SUPPLIED MATERIAL
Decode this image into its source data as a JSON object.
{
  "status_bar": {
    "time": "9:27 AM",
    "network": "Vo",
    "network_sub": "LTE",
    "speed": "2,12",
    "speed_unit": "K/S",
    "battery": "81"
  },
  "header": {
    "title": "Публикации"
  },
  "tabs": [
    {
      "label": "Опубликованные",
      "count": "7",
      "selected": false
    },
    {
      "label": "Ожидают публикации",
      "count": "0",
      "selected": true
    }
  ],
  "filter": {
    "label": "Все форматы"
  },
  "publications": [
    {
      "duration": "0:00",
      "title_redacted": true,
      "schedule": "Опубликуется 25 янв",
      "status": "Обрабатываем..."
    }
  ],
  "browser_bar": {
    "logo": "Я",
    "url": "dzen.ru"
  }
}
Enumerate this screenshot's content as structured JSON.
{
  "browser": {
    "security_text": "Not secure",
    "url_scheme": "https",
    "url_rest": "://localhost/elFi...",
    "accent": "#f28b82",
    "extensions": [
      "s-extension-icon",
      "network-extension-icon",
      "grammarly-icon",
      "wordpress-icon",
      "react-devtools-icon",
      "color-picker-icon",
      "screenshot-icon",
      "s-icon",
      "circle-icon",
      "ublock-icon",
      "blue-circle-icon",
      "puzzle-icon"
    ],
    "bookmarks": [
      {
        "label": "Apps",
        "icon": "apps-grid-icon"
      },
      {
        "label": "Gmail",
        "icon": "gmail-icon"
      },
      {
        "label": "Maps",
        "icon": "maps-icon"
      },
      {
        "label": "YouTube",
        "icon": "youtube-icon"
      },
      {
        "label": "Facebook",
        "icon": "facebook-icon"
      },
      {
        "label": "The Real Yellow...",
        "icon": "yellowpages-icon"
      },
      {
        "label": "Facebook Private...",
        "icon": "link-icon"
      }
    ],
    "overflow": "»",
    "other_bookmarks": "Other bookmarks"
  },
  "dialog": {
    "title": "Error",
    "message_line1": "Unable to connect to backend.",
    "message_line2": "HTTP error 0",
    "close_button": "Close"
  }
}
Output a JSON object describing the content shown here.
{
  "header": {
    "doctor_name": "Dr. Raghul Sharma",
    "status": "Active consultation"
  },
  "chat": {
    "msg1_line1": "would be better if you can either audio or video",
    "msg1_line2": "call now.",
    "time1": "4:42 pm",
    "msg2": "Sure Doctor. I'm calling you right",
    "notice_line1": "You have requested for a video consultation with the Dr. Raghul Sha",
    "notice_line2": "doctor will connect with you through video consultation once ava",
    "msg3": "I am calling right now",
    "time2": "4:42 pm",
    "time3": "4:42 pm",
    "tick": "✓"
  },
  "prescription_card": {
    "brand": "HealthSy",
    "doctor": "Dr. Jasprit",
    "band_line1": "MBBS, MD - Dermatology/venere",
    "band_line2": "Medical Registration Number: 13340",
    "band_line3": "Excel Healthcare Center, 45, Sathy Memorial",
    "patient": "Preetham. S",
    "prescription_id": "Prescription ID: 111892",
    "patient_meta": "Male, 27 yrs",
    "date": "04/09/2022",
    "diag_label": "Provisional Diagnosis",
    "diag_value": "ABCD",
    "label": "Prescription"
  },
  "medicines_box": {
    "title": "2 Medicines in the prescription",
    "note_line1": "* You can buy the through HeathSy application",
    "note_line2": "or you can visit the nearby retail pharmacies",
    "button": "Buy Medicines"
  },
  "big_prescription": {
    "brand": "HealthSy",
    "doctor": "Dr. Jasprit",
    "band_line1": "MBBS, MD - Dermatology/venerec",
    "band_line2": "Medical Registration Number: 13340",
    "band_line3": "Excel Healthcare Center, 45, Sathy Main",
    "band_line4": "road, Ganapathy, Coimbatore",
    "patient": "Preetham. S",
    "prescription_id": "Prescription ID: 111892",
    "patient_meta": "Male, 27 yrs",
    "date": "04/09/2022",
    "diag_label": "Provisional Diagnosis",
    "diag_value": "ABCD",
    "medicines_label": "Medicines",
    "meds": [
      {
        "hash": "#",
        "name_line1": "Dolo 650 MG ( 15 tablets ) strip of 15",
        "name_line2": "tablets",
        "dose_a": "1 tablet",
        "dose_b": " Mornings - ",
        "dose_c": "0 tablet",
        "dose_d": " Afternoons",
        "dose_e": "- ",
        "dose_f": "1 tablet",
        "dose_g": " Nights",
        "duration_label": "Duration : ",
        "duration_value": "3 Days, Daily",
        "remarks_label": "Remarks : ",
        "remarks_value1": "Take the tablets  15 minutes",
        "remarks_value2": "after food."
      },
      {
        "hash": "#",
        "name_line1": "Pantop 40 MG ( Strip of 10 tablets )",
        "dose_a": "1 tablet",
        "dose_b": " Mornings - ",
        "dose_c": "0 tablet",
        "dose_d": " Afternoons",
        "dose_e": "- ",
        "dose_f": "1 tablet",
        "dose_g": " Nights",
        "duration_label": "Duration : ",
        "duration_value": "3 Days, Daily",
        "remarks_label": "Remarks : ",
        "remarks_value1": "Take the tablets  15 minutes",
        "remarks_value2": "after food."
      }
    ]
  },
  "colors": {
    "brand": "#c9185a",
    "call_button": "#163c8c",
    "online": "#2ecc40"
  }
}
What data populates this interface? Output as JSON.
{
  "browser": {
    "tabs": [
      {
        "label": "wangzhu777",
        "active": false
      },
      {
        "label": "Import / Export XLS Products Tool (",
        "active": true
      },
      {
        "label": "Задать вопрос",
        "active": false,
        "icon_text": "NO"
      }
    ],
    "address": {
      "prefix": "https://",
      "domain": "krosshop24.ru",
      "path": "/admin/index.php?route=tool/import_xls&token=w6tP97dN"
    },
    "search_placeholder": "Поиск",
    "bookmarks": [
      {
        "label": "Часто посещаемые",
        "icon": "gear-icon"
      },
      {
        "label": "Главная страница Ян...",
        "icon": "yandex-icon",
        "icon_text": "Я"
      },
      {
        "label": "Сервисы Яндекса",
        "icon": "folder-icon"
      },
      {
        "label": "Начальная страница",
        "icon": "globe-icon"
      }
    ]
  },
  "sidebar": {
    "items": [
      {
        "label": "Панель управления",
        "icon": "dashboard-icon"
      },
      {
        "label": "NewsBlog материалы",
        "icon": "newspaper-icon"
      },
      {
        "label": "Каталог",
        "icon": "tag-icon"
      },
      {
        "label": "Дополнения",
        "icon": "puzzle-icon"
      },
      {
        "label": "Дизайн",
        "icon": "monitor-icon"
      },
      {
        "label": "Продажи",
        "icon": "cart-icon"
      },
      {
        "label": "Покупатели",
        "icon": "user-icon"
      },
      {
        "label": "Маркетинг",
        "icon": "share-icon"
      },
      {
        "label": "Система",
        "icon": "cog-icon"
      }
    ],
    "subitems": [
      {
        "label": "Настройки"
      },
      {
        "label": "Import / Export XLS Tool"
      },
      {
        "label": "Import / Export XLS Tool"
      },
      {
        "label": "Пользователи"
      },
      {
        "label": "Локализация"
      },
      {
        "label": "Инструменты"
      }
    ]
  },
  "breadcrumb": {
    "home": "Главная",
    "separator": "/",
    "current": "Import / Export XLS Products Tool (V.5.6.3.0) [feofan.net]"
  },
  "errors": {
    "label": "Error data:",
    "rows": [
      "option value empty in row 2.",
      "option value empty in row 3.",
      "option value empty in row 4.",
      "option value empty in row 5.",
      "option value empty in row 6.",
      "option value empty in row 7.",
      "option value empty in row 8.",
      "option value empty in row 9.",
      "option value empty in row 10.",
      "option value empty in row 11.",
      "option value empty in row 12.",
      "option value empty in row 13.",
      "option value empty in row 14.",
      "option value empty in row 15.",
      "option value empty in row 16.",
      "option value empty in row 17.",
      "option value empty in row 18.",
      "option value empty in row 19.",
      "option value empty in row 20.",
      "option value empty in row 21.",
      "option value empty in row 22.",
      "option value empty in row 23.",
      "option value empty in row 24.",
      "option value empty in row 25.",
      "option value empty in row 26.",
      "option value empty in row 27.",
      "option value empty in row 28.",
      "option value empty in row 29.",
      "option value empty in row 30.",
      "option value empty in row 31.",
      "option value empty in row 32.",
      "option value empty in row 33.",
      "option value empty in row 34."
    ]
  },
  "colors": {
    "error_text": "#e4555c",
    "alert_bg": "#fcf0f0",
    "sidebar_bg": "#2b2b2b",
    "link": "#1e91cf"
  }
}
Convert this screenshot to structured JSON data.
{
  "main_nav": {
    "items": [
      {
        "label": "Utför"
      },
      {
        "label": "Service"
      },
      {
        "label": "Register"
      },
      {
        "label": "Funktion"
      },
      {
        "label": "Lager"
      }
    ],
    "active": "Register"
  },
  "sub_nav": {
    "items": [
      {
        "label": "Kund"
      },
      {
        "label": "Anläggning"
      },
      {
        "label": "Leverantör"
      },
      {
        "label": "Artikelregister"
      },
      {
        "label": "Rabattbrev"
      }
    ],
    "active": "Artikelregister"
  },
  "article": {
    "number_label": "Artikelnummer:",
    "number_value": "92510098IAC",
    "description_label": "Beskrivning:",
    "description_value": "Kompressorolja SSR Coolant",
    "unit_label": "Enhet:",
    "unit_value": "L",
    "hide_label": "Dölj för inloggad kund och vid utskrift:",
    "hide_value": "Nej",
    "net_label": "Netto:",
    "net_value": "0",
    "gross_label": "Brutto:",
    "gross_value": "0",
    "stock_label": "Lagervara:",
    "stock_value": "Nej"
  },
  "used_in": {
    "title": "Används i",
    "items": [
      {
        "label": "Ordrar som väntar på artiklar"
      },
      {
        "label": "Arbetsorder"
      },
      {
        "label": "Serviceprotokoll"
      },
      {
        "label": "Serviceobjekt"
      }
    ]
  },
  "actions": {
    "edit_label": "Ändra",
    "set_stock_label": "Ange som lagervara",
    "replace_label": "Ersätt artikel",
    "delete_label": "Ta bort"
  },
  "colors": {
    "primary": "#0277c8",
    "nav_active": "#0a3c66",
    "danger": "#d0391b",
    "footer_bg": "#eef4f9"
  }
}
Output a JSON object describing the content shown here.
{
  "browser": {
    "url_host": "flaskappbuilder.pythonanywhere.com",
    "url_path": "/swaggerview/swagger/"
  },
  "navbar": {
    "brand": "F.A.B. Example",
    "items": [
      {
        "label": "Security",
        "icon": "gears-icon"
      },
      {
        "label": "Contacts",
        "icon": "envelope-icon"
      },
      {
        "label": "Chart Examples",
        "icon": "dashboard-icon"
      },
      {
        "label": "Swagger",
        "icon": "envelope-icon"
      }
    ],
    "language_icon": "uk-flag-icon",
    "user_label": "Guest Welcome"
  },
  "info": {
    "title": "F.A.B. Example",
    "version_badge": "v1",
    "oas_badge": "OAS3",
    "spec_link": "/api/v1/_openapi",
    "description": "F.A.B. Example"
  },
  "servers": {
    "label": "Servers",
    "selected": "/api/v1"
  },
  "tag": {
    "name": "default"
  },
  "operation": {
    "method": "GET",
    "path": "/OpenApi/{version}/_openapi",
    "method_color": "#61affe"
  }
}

GOAL OF THE EXERCISE
Copy all lines from the material that hold "data".

SOLUTION FOR THIS PROBLEM
Decode this image into its source data as a JSON object.
What data populates this interface? Output as JSON.
    "label": "Error data:",
Convert this screenshot to structured JSON data.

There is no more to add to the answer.